WHAT IS ASKED:
- A) List every section heading in the text about the Canadian flag.
- B) Copy out the stretch of the text about the Canadian flag from "The stylized 11-point" through "in windy conditions.", swapping "maple leaf" for "leaf emblem" each time it appears.
- C) Pick up the text about the Canadian flag where it stops and keep writing.

>> begin TEXT TO READ

When looking through a collection of the different flags of the world, you’ll notice remarkable similarities among some groups of flags, like the flags of New Zealand and Australia, or Chad and Romania, for instance. Other flags use similar color palettes, such as Indonesia vis a vis Monaco, or UAE, Kuwait, Palestine, Jordan, Moldova, and Iraq. But when browsing through these flags, you’ll definitely come upon unique ones. One of these is the Canadian flag.
Adorned with the country’s most famous emblem, you’ll never mistake the flag of Canada for the flag of any other country! The maple leaf is the most prominent symbol of Canada as a country, and the region is also well-known for its maple syrup. 85% of the maple syrup consumed worldwide is manufactured in Canada. The region has the ideal combination of cool spring nights and mild daytime temperatures to create an abundance of the clear-colored sap necessary to manufacture maple syrup. So, it’s no question that the country’s flag screams the very symbol it is known for. But what is the history behind the flag of Canada? And what does each color and symbol mean? Find out below!
Introduction to the Canadian Flag
The Canadian national flag, with a 1:2:1 ratio, has a red field with a white square in the middle, and a stylized red, 11-pointed maple leaf emblazoned in the middle. The Canadian flag has emerged as the country’s primary and most iconic symbol. It is the first flag to have been approved by both Houses of Parliament and declared the official national flag of Canada by the monarch.
Since the 1860s, the Canadian Red Ensign has been flown informally. It was formally authorized for usage in 1945 by an Order in Council, which stated that it may be flown “wherever place or occasion may make it desirable to fly a distinctive Canadian flag.”
The maple leaf motif appears on many other flags designed by Canadian officials, government agencies, and armed forces. The wordmark for the government also features the Canadian flag.
Symbolism and Design of the Canadian Flag
The Canadian flag has an 11-point red maple leaf sculpted in white in the middle of a square. Analyzing and breaking down the elements of the flag, there appear to be only two colors and one symbol. But what does each color and symbol mean?
The Maple Leaf
First is the most striking picture – the maple leaf at its dead center. One of Canada’s most known emblems, the maple leaf has represented Canadian identity since the 19th century. It can be seen on Canadian flags and coats of arms, notably those of the Canadian Armed Forces.
It was first utilized as a national emblem when depicted on the coats of arms of both Ontario and Quebec in 1868. The patriotic song “The Maple Leaf Forever,” written by Alexander Muir in 1867, was adopted as an unofficial anthem throughout English-speaking Canada.
The stylized 11-point maple leaf in the middle of the Canadian national flag makes it the most unique. The number of points on the leaf has no special importance. However, the maple leaf on Canada’s national flag originally had 13 points. This design was altered to its current 11-point configuration to enhance the symbol’s clarity. With the original 13 points, it wasn’t easy to distinguish as a maple leaf when viewed at a distance or when floating in windy conditions.

>> end TEXT TO READ
>> begin ENTRIES PROVIDED

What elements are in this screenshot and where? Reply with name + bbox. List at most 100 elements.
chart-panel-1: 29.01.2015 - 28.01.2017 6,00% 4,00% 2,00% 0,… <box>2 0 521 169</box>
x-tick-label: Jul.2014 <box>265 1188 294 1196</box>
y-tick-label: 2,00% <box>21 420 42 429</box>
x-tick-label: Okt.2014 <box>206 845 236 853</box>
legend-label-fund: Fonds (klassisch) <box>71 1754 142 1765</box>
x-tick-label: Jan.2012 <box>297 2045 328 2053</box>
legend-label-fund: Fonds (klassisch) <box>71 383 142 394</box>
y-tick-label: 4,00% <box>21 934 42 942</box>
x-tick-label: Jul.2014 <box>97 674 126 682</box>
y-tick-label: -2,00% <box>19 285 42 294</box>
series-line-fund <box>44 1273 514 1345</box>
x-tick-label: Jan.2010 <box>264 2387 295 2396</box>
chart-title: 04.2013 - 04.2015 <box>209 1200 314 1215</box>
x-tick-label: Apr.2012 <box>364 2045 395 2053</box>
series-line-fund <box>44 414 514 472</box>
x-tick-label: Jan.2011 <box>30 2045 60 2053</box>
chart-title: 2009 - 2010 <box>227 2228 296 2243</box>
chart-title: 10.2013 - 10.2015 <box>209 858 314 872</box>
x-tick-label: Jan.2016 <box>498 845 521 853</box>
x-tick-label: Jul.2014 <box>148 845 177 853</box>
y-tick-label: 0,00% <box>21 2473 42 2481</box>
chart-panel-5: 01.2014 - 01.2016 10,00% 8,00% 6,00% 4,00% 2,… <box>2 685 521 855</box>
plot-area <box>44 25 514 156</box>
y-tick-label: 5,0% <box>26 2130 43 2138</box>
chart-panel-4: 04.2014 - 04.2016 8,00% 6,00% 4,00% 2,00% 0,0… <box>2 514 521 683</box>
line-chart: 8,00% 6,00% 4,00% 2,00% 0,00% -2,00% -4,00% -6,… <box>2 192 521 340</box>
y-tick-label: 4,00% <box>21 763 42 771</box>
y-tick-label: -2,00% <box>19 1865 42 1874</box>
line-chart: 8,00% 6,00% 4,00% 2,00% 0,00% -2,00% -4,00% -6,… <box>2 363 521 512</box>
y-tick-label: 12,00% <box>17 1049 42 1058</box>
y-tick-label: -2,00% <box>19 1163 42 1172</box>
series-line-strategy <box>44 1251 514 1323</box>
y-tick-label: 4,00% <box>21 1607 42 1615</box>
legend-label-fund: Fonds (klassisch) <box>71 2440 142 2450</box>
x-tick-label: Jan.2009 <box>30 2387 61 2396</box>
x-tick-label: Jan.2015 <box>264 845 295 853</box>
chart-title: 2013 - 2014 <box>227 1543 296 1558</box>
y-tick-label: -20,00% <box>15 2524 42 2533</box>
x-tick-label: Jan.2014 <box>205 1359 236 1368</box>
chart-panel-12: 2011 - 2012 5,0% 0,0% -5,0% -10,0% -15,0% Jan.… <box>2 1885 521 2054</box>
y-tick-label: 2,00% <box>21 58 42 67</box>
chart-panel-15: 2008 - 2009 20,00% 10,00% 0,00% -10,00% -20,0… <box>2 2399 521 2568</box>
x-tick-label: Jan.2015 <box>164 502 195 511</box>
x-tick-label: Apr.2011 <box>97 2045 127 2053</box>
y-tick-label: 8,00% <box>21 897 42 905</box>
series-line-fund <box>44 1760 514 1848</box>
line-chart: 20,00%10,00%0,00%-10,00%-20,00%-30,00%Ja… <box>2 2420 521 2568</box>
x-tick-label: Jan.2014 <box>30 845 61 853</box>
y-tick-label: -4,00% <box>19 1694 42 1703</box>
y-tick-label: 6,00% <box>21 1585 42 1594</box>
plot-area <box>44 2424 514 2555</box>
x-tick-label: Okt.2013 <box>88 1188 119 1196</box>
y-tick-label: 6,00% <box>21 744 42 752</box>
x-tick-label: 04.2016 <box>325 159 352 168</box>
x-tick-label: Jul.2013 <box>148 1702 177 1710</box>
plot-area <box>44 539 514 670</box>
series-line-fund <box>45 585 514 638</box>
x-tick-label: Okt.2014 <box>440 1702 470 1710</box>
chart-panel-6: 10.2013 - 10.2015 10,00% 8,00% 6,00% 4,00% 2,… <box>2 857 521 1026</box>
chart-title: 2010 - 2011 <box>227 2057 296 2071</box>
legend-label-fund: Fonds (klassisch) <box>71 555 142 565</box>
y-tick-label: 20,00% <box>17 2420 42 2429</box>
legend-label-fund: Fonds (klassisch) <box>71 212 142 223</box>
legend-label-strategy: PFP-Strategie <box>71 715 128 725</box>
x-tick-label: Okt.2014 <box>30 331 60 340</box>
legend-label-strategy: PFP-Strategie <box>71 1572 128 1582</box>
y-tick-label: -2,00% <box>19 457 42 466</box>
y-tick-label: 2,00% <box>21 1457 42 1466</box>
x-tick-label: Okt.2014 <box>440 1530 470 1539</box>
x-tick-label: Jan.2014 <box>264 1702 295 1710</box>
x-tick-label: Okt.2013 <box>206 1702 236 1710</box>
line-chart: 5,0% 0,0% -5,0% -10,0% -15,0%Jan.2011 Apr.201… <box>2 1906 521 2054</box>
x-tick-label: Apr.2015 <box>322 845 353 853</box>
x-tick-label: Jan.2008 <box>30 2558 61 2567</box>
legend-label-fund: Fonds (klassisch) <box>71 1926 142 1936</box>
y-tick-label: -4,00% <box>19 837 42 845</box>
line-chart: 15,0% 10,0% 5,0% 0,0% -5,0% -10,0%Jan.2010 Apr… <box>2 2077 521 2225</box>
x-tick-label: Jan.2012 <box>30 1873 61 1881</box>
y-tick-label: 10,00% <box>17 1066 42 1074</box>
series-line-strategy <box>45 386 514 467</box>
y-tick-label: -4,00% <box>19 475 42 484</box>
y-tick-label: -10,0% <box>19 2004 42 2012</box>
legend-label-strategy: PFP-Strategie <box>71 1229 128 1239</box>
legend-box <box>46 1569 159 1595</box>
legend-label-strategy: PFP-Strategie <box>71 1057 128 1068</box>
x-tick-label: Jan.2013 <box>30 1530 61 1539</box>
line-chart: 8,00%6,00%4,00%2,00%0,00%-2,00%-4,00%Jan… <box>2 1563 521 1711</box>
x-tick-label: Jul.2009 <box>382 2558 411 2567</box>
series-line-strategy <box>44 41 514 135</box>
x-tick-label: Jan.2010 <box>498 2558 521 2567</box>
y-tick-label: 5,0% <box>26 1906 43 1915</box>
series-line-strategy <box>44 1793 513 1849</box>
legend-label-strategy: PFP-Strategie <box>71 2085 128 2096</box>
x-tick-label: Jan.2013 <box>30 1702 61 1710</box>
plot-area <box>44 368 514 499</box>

>> end ENTRIES PROVIDED

RESPONSE LIST:
- A)
Introduction to the Canadian Flag
Symbolism and Design of the Canadian Flag
The Maple Leaf

- B)
The stylized 11-point leaf emblem in the middle of the Canadian national flag makes it the most unique. The number of points on the leaf has no special importance. However, the leaf emblem on Canada’s national flag originally had 13 points. This design was altered to its current 11-point configuration to enhance the symbol’s clarity. With the original 13 points, it wasn’t easy to distinguish as a leaf emblem when viewed at a distance or when floating in windy conditions.

- C)
The Red and White Colors
Several nations, such as those that assisted in the formation of Canada, have historically utilized the colors red and white. Many Canadians now recognize these hues, the colors red and white, to represent winter snows and autumnal maple leaves, respectively.
The Canadian flag’s blazon, or heraldic description, is “Gules (red) on a Canadian pale Argent (white) a maple leaf Gules.” This means that the Canadian flag is a red flag with a white vertical band in the middle and a red maple leaf on top.
The Canadian Flag History
The Saint George’s Cross that John Cabot was carrying when he arrived in Newfoundland in 1497 is considered the first flag to fly in Canada. Jacques Cartier erected a cross with the fleur-de-lis from the French royal coat of arms in Gaspé in 1534. Since the British colonized Nova Scotia after 1621, the Union Flag has served as the de facto flag of the United Kingdom in Canada.
Up to the adoption of the present flag in 1965, it was still in use after Canada’s legislative separation from the United Kingdom in 1931. The demand for distinctive Canadian flags first surfaced soon after Canadian Confederation in 1867.
The Red Ensign was accepted as Canada’s de facto national flag by the start of World War II.
Lester Pearson, the leader of the opposition, sought to start looking into what would be required for Canada to have a new flag in 1961. On May 27, 1964, Pearson’s cabinet presented a resolution to parliament to adopt his favorite flag design, which artist and heraldic advisor Alan Beddoe had sent to Pearson. This design featured a “sea to sea” (Canada’s slogan) flag with three connected red maple leaves on a white background. This design has been an option alongside the current Canadian flag. After six weeks of research and political maneuvering, the flag with a single maple leaf was chosen as the country’s official flag.
Alternative Canadian Flags
The Royal Union Flag is an official Canadian flag flown on special occasions to recognize the country’s affiliation with the Commonwealth of Nations and fidelity to the Crown. The Royal Union Flag also appears on the cantons of Ontario and Manitoba provincial flags. British Columbia and Newfoundland & Labrador use a stylized version of the Royal Union Flag. The Red Ensign is also periodically used, including formally, during specific ceremonies.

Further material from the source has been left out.